- [REQUIREMENTS]:
Find the lines that contain the word "number" and copy each one.

Stored records:
------------------------------------------------------------
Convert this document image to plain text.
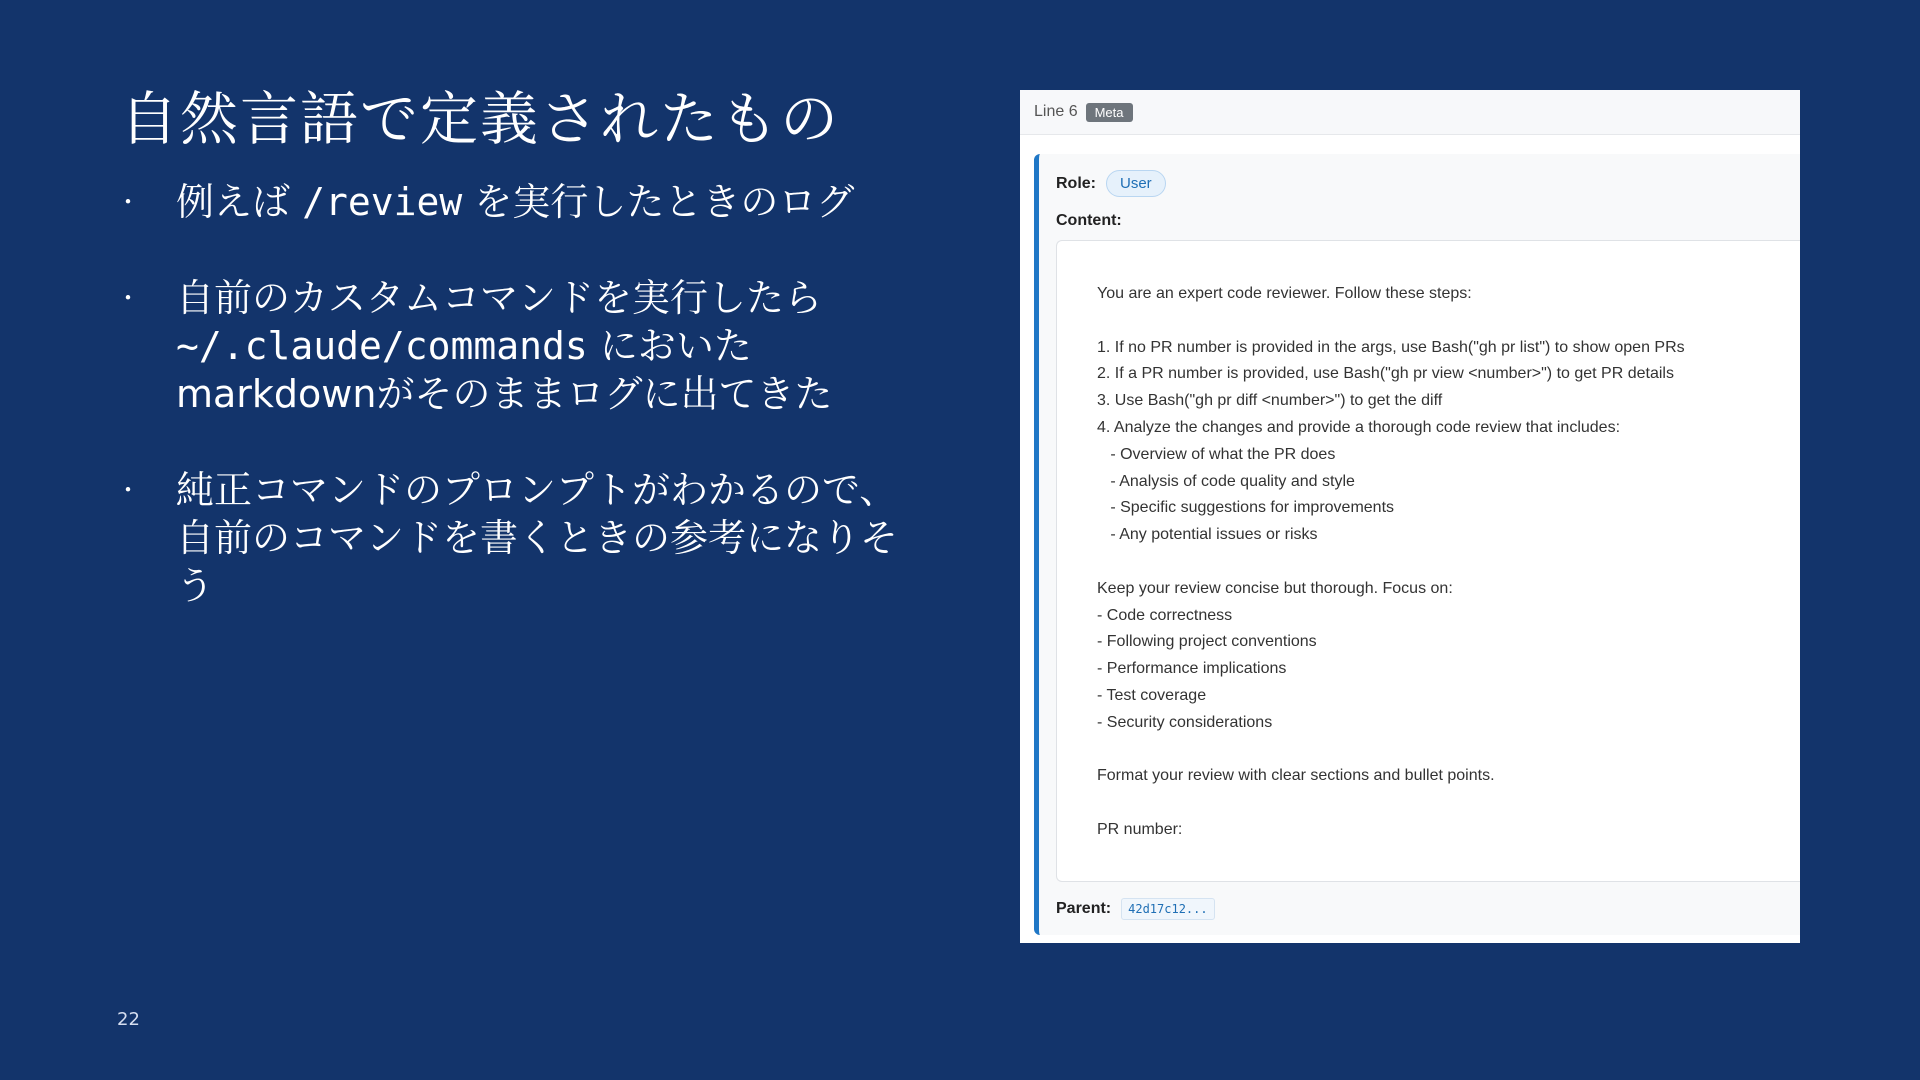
自然言語で定義されたもの
・ 例えば /review を実行したときのログ
・ 自前のカスタムコマンドを実行したら
~/.claude/commands においた
markdownがそのままログに出てきた
・ 純正コマンドのプロンプトがわかるので、自前のコマンドを書くときの参考になりそう
22
Line 6	Meta
Role:	User
Content:
You are an expert code reviewer. Follow these steps:
1. If no PR number is provided in the args, use Bash("gh pr list") to show open PRs
2. If a PR number is provided, use Bash("gh pr view <number>") to get PR details
3. Use Bash("gh pr diff <number>") to get the diff
4. Analyze the changes and provide a thorough code review that includes:
- Overview of what the PR does
- Analysis of code quality and style
- Specific suggestions for improvements
- Any potential issues or risks
Keep your review concise but thorough. Focus on:
- Code correctness
- Following project conventions
- Performance implications
- Test coverage
- Security considerations
Format your review with clear sections and bullet points.
PR number:
Parent:	42d17c12...
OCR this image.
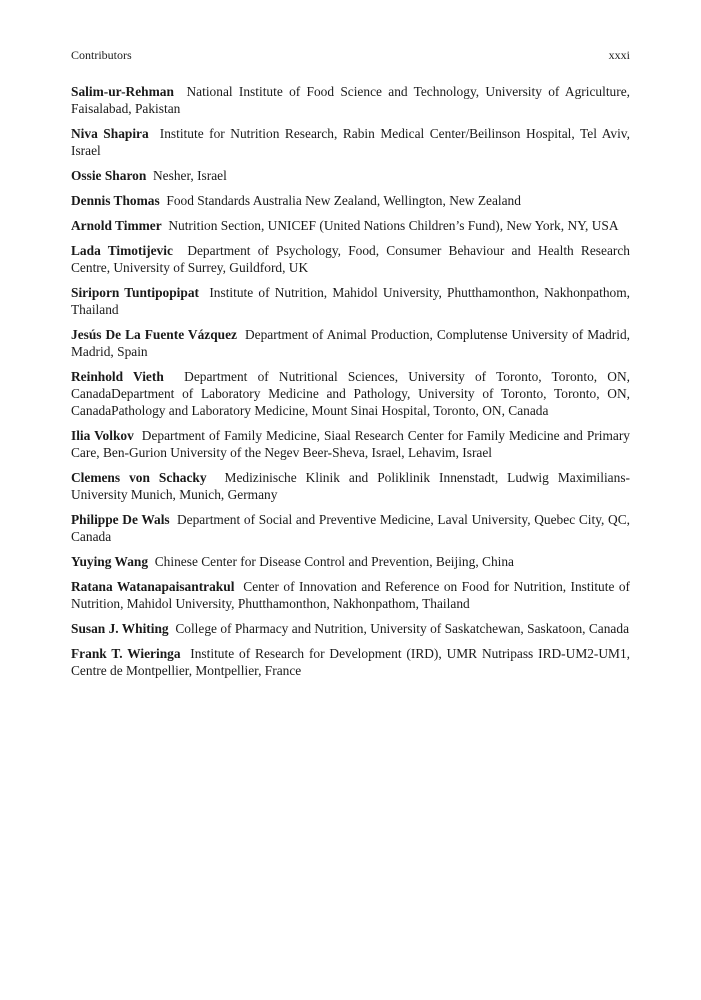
Contributors	xxxi

Salim-ur-Rehman National Institute of Food Science and Technology, University of Agriculture, Faisalabad, Pakistan

Niva Shapira Institute for Nutrition Research, Rabin Medical Center/Beilinson Hospital, Tel Aviv, Israel

Ossie Sharon Nesher, Israel

Dennis Thomas Food Standards Australia New Zealand, Wellington, New Zealand

Arnold Timmer Nutrition Section, UNICEF (United Nations Children’s Fund), New York, NY, USA

Lada Timotijevic Department of Psychology, Food, Consumer Behaviour and Health Research Centre, University of Surrey, Guildford, UK

Siriporn Tuntipopipat Institute of Nutrition, Mahidol University, Phutthamonthon, Nakhonpathom, Thailand

Jesús De La Fuente Vázquez Department of Animal Production, Complutense University of Madrid, Madrid, Spain

Reinhold Vieth Department of Nutritional Sciences, University of Toronto, Toronto, ON, CanadaDepartment of Laboratory Medicine and Pathology, University of Toronto, Toronto, ON, CanadaPathology and Laboratory Medicine, Mount Sinai Hospital, Toronto, ON, Canada

Ilia Volkov Department of Family Medicine, Siaal Research Center for Family Medicine and Primary Care, Ben-Gurion University of the Negev Beer-Sheva, Israel, Lehavim, Israel

Clemens von Schacky Medizinische Klinik and Poliklinik Innenstadt, Ludwig Maximilians-University Munich, Munich, Germany

Philippe De Wals Department of Social and Preventive Medicine, Laval University, Quebec City, QC, Canada

Yuying Wang Chinese Center for Disease Control and Prevention, Beijing, China

Ratana Watanapaisantrakul Center of Innovation and Reference on Food for Nutrition, Institute of Nutrition, Mahidol University, Phutthamonthon, Nakhonpathom, Thailand

Susan J. Whiting College of Pharmacy and Nutrition, University of Saskatchewan, Saskatoon, Canada

Frank T. Wieringa Institute of Research for Development (IRD), UMR Nutripass IRD-UM2-UM1, Centre de Montpellier, Montpellier, France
------------------------------------------------------------
- [IN RESPONSE]:
1. If no PR number is provided in the args, use Bash("gh pr list") to show open PRs
2. If a PR number is provided, use Bash("gh pr view <number>") to get PR details
3. Use Bash("gh pr diff <number>") to get the diff
PR number:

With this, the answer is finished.